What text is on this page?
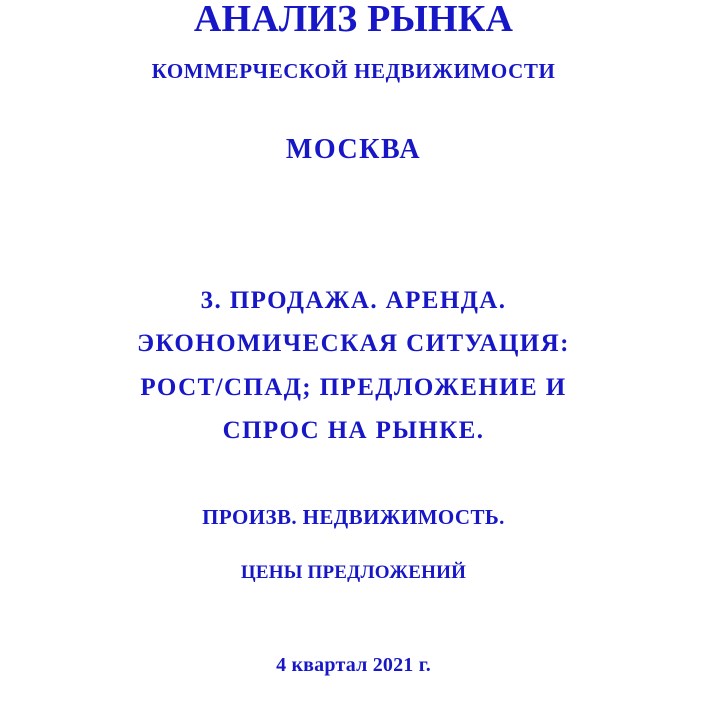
АНАЛИЗ РЫНКА
КОММЕРЧЕСКОЙ НЕДВИЖИМОСТИ
МОСКВА
3. ПРОДАЖА. АРЕНДА.
ЭКОНОМИЧЕСКАЯ СИТУАЦИЯ:
РОСТ/СПАД; ПРЕДЛОЖЕНИЕ И
СПРОС НА РЫНКЕ.
ПРОИЗВ. НЕДВИЖИМОСТЬ.
ЦЕНЫ ПРЕДЛОЖЕНИЙ
4 квартал 2021 г.
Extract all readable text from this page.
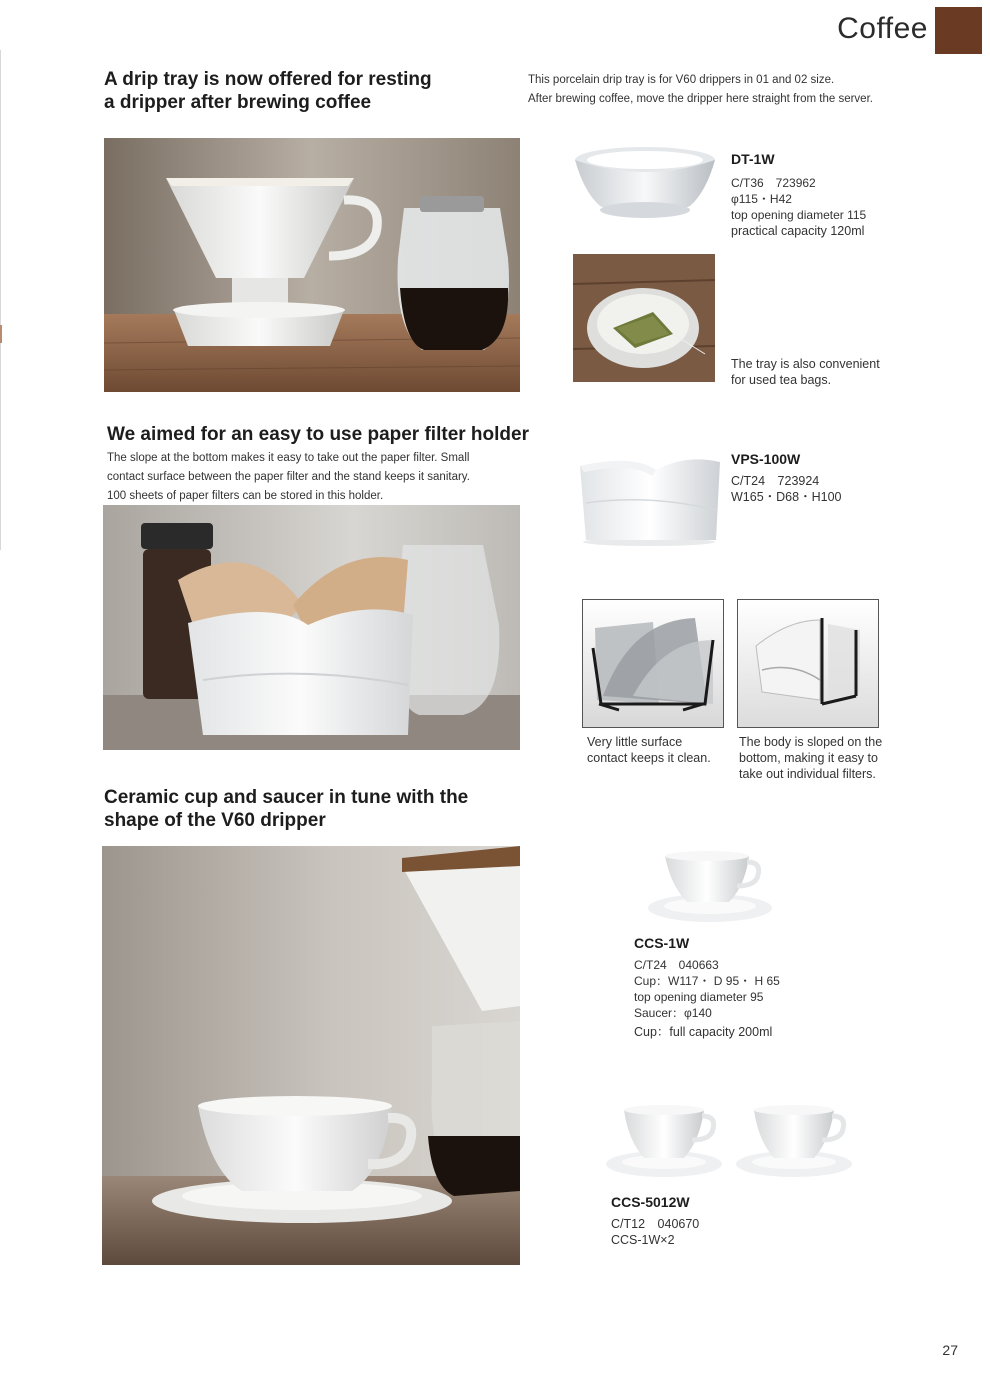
Coffee
A drip tray is now offered for resting
a dripper after brewing coffee
This porcelain drip tray is for V60 drippers in 01 and 02 size.
After brewing coffee, move the dripper here straight from the server.
DT-1W
C/T36　723962
φ115・H42
top opening diameter 115
practical capacity 120ml
The tray is also convenient
for used tea bags.
We aimed for an easy to use paper filter holder
The slope at the bottom makes it easy to take out the paper filter. Small
contact surface between the paper filter and the stand keeps it sanitary.
100 sheets of paper filters can be stored in this holder.
VPS-100W
C/T24　723924
W165・D68・H100
Very little surface
contact keeps it clean.
The body is sloped on the
bottom, making it easy to
take out individual filters.
Ceramic cup and saucer in tune with the
shape of the V60 dripper
CCS-1W
C/T24　040663
Cup：W117・ D 95・ H 65
top opening diameter 95
Saucer：φ140
Cup：full capacity 200ml
CCS-5012W
C/T12　040670
CCS-1W×2
27
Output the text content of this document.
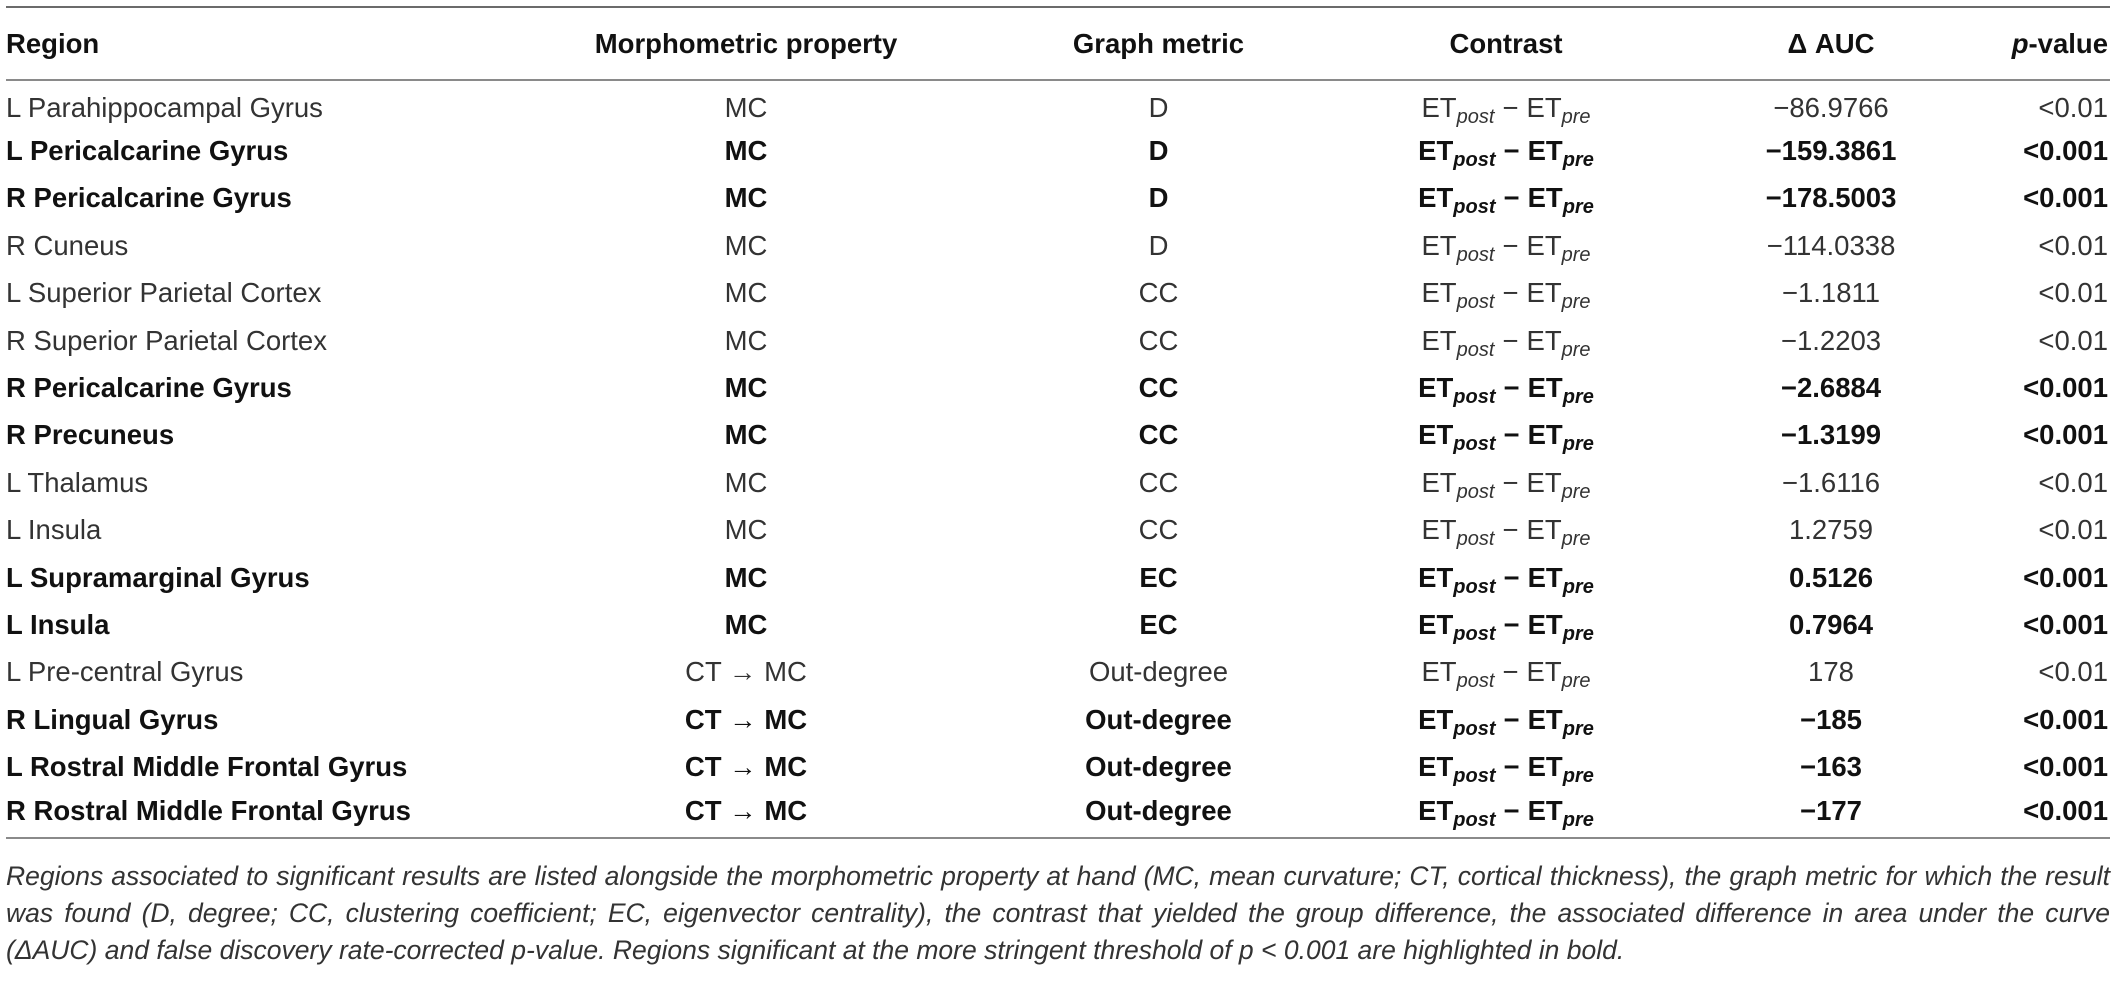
Region	Morphometric property	Graph metric	Contrast	Δ AUC	p-value
L Parahippocampal Gyrus	MC	D	$ET_{post} - ET_{pre}$	−86.9766	<0.01
L Pericalcarine Gyrus	MC	D	$ET_{post} - ET_{pre}$	−159.3861	<0.001
R Pericalcarine Gyrus	MC	D	$ET_{post} - ET_{pre}$	−178.5003	<0.001
R Cuneus	MC	D	$ET_{post} - ET_{pre}$	−114.0338	<0.01
L Superior Parietal Cortex	MC	CC	$ET_{post} - ET_{pre}$	−1.1811	<0.01
R Superior Parietal Cortex	MC	CC	$ET_{post} - ET_{pre}$	−1.2203	<0.01
R Pericalcarine Gyrus	MC	CC	$ET_{post} - ET_{pre}$	−2.6884	<0.001
R Precuneus	MC	CC	$ET_{post} - ET_{pre}$	−1.3199	<0.001
L Thalamus	MC	CC	$ET_{post} - ET_{pre}$	−1.6116	<0.01
L Insula	MC	CC	$ET_{post} - ET_{pre}$	1.2759	<0.01
L Supramarginal Gyrus	MC	EC	$ET_{post} - ET_{pre}$	0.5126	<0.001
L Insula	MC	EC	$ET_{post} - ET_{pre}$	0.7964	<0.001
L Pre-central Gyrus	CT → MC	Out-degree	$ET_{post} - ET_{pre}$	178	<0.01
R Lingual Gyrus	CT → MC	Out-degree	$ET_{post} - ET_{pre}$	−185	<0.001
L Rostral Middle Frontal Gyrus	CT → MC	Out-degree	$ET_{post} - ET_{pre}$	−163	<0.001
R Rostral Middle Frontal Gyrus	CT → MC	Out-degree	$ET_{post} - ET_{pre}$	−177	<0.001
Regions associated to significant results are listed alongside the morphometric property at hand (MC, mean curvature; CT, cortical thickness), the graph metric for which the result was found (D, degree; CC, clustering coefficient; EC, eigenvector centrality), the contrast that yielded the group difference, the associated difference in area under the curve (ΔAUC) and false discovery rate-corrected p-value. Regions significant at the more stringent threshold of p < 0.001 are highlighted in bold.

══════

WHAT IS EXPECTED: In the entries above, find each line with the word "Parietal" and copy it.

SOLUTION:
L Superior Parietal Cortex	MC	CC	$ET_{post} - ET_{pre}$	−1.1811	<0.01
R Superior Parietal Cortex	MC	CC	$ET_{post} - ET_{pre}$	−1.2203	<0.01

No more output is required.